[Dataset records]

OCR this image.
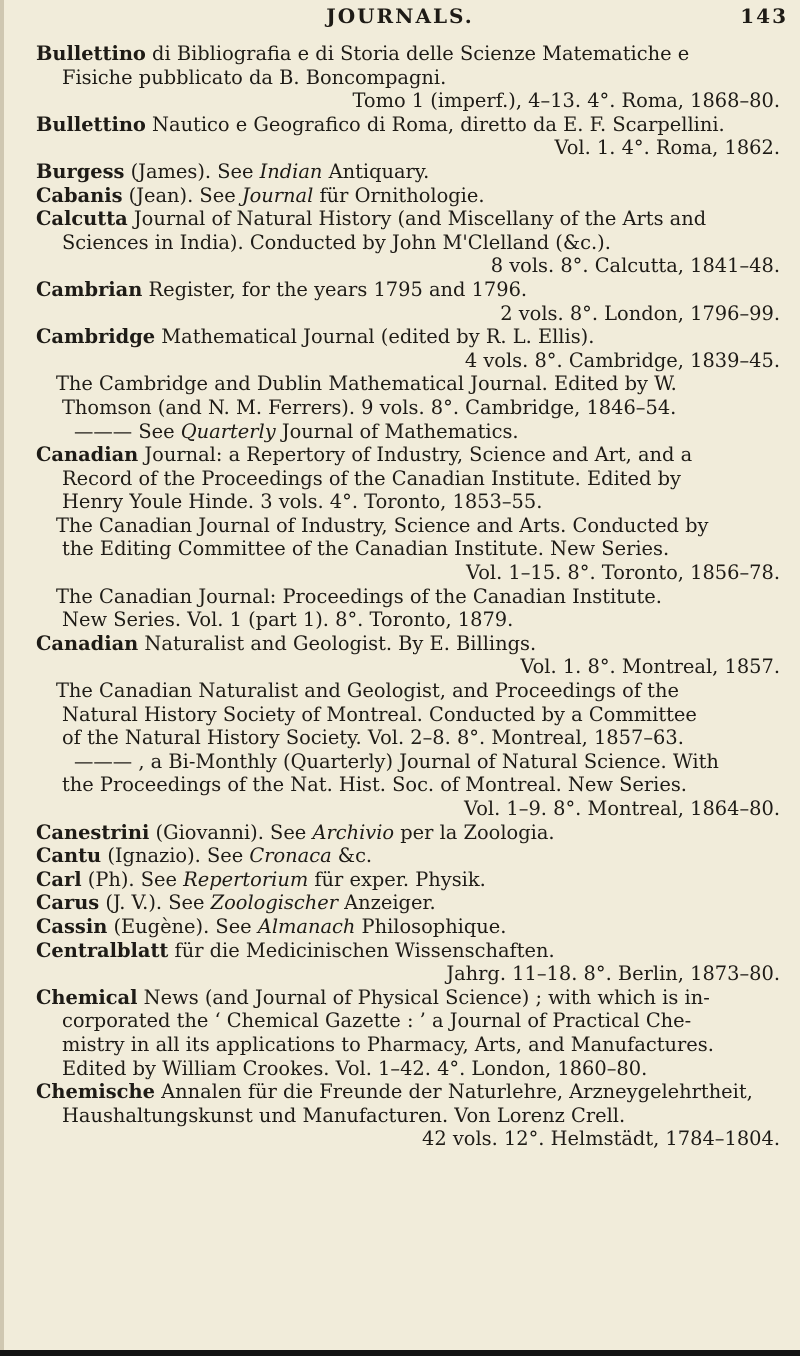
JOURNALS.	143
Bullettino di Bibliografia e di Storia delle Scienze Matematiche e
Fisiche pubblicato da B. Boncompagni.
Tomo 1 (imperf.), 4–13. 4°. Roma, 1868–80.
Bullettino Nautico e Geografico di Roma, diretto da E. F. Scarpellini.
Vol. 1. 4°. Roma, 1862.
Burgess (James). See Indian Antiquary.
Cabanis (Jean). See Journal für Ornithologie.
Calcutta Journal of Natural History (and Miscellany of the Arts and
Sciences in India). Conducted by John M'Clelland (&c.).
8 vols. 8°. Calcutta, 1841–48.
Cambrian Register, for the years 1795 and 1796.
2 vols. 8°. London, 1796–99.
Cambridge Mathematical Journal (edited by R. L. Ellis).
4 vols. 8°. Cambridge, 1839–45.
The Cambridge and Dublin Mathematical Journal. Edited by W.
Thomson (and N. M. Ferrers). 9 vols. 8°. Cambridge, 1846–54.
——— See Quarterly Journal of Mathematics.
Canadian Journal: a Repertory of Industry, Science and Art, and a
Record of the Proceedings of the Canadian Institute. Edited by
Henry Youle Hinde. 3 vols. 4°. Toronto, 1853–55.
The Canadian Journal of Industry, Science and Arts. Conducted by
the Editing Committee of the Canadian Institute. New Series.
Vol. 1–15. 8°. Toronto, 1856–78.
The Canadian Journal: Proceedings of the Canadian Institute.
New Series. Vol. 1 (part 1). 8°. Toronto, 1879.
Canadian Naturalist and Geologist. By E. Billings.
Vol. 1. 8°. Montreal, 1857.
The Canadian Naturalist and Geologist, and Proceedings of the
Natural History Society of Montreal. Conducted by a Committee
of the Natural History Society. Vol. 2–8. 8°. Montreal, 1857–63.
——— , a Bi-Monthly (Quarterly) Journal of Natural Science. With
the Proceedings of the Nat. Hist. Soc. of Montreal. New Series.
Vol. 1–9. 8°. Montreal, 1864–80.
Canestrini (Giovanni). See Archivio per la Zoologia.
Cantu (Ignazio). See Cronaca &c.
Carl (Ph). See Repertorium für exper. Physik.
Carus (J. V.). See Zoologischer Anzeiger.
Cassin (Eugène). See Almanach Philosophique.
Centralblatt für die Medicinischen Wissenschaften.
Jahrg. 11–18. 8°. Berlin, 1873–80.
Chemical News (and Journal of Physical Science) ; with which is in-
corporated the ‘ Chemical Gazette : ’ a Journal of Practical Che-
mistry in all its applications to Pharmacy, Arts, and Manufactures.
Edited by William Crookes. Vol. 1–42. 4°. London, 1860–80.
Chemische Annalen für die Freunde der Naturlehre, Arzneygelehrtheit,
Haushaltungskunst und Manufacturen. Von Lorenz Crell.
42 vols. 12°. Helmstädt, 1784–1804.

PROBLEM STATEMENT: Of the lines in this data, how many contain "Montreal"? Reply with only the number.

OUTPUT BELOW: 5